THE PROBLEM: From the listing below, copy every line with the word "mean".
**** RECORDS
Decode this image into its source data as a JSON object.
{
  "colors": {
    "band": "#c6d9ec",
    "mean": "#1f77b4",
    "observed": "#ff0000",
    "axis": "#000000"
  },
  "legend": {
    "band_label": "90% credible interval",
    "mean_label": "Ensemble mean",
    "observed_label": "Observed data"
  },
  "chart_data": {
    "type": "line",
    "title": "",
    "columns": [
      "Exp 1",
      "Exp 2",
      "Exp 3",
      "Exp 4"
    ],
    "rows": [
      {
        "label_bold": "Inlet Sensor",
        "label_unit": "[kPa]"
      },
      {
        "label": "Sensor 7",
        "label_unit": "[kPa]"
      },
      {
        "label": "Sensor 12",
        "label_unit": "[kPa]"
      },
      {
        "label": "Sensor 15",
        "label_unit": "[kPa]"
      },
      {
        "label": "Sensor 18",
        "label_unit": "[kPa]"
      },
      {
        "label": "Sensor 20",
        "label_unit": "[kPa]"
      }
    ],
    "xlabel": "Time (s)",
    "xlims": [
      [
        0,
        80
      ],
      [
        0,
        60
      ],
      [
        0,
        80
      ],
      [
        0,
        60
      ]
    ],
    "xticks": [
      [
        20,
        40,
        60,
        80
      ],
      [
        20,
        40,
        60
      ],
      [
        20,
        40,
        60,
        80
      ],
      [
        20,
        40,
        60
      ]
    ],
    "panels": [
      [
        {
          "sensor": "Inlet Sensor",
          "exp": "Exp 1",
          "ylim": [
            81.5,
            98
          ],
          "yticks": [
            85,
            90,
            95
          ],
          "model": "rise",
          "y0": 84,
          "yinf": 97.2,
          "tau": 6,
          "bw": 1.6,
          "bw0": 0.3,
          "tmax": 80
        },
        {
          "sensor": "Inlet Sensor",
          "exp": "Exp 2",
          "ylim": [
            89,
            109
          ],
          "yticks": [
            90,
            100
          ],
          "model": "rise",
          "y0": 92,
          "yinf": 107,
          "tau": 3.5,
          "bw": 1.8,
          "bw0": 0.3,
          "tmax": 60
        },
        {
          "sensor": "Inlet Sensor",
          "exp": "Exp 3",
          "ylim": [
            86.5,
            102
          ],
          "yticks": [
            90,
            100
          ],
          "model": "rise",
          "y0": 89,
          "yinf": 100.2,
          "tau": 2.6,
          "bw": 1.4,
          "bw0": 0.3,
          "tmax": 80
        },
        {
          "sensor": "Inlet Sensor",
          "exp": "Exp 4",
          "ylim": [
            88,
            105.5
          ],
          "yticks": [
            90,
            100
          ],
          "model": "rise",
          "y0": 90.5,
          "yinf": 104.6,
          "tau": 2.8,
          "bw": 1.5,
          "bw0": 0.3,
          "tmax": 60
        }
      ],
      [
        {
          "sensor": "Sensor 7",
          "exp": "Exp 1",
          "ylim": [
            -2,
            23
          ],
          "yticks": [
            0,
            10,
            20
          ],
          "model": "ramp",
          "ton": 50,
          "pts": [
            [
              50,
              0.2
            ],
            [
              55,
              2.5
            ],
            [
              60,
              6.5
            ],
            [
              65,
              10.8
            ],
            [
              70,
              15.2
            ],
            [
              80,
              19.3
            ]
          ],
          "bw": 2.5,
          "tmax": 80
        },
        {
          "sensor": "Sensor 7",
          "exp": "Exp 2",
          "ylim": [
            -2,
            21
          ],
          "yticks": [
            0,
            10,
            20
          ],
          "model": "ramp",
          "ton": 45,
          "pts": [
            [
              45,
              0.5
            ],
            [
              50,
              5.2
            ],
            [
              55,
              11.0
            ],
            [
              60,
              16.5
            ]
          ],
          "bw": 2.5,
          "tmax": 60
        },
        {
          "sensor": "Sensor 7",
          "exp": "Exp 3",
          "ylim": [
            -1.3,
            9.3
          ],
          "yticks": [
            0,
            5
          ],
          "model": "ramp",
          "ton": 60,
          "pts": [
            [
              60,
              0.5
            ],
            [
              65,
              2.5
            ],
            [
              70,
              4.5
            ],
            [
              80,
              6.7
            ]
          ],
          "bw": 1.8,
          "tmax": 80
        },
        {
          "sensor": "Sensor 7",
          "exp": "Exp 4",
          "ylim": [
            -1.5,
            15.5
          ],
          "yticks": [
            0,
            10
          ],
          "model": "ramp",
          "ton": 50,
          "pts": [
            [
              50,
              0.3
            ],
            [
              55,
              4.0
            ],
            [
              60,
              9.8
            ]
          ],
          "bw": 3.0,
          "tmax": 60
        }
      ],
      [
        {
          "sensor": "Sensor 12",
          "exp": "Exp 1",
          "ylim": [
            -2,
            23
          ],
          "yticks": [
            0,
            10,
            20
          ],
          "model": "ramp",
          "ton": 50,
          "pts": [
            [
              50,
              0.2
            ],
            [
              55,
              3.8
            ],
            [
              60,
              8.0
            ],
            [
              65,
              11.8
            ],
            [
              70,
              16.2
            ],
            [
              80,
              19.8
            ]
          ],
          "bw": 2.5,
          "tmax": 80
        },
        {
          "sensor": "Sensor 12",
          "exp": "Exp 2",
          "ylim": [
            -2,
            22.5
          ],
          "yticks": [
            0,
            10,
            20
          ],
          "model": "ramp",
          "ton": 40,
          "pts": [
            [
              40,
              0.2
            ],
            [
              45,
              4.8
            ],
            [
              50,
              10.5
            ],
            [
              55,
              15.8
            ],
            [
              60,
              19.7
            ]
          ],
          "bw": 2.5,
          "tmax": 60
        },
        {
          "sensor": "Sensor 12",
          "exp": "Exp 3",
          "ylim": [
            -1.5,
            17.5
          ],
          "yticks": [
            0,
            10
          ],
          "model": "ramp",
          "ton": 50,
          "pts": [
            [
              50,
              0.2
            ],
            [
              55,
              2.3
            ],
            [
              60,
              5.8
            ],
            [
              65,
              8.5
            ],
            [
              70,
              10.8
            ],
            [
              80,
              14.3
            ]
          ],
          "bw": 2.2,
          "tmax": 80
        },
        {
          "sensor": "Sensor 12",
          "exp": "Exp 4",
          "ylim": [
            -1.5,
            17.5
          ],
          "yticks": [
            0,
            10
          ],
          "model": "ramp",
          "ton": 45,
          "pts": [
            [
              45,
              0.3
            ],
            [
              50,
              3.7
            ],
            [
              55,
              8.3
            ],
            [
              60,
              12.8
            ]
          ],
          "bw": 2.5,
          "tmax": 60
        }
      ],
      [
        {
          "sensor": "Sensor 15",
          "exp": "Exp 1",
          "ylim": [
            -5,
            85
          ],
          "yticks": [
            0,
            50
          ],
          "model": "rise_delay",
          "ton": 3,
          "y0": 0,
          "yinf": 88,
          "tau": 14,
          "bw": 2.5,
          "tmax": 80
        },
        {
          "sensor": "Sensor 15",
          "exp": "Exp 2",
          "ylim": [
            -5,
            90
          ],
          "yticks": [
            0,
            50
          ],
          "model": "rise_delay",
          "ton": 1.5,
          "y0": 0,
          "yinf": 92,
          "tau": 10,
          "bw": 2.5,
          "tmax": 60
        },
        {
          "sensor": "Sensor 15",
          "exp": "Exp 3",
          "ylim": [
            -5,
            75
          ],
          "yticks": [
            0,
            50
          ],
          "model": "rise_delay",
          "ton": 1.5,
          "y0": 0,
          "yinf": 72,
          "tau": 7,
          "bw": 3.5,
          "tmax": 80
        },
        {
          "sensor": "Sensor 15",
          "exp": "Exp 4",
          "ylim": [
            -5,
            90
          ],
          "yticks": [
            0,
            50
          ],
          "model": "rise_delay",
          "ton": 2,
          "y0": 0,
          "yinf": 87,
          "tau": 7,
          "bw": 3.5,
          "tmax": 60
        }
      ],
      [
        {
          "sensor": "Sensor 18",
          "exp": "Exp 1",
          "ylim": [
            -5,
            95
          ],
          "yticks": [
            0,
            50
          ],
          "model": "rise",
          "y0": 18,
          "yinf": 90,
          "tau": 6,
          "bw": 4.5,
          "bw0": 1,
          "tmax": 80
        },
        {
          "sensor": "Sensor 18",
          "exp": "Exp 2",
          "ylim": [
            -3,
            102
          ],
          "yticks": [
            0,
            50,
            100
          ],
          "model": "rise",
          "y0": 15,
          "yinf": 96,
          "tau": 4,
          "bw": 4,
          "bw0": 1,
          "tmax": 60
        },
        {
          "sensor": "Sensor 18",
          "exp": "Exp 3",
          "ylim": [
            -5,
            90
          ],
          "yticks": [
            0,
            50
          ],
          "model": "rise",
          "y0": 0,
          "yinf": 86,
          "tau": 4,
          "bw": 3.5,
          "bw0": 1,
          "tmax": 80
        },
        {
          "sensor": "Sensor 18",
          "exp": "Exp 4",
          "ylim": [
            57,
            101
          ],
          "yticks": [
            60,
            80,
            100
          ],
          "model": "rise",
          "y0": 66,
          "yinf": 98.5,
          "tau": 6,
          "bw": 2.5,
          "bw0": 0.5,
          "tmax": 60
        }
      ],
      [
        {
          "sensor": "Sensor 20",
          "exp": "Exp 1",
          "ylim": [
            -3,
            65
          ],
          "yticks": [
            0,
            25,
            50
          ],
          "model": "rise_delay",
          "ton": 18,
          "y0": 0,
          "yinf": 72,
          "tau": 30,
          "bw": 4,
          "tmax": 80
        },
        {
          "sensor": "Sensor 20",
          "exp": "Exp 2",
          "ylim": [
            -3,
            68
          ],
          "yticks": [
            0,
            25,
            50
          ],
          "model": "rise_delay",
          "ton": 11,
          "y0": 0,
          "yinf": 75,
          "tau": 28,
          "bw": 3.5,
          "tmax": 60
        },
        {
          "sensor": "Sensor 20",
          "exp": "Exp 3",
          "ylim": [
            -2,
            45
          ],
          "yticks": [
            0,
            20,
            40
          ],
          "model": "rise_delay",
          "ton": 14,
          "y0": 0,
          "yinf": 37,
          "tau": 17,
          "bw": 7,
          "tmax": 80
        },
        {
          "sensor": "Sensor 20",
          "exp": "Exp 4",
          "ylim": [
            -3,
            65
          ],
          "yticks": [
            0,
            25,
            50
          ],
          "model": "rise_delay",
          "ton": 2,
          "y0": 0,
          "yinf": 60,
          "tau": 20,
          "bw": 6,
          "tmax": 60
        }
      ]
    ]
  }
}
********
RESULT FOR THIS EXERCISE:
    "mean": "#1f77b4",
    "mean_label": "Ensemble mean",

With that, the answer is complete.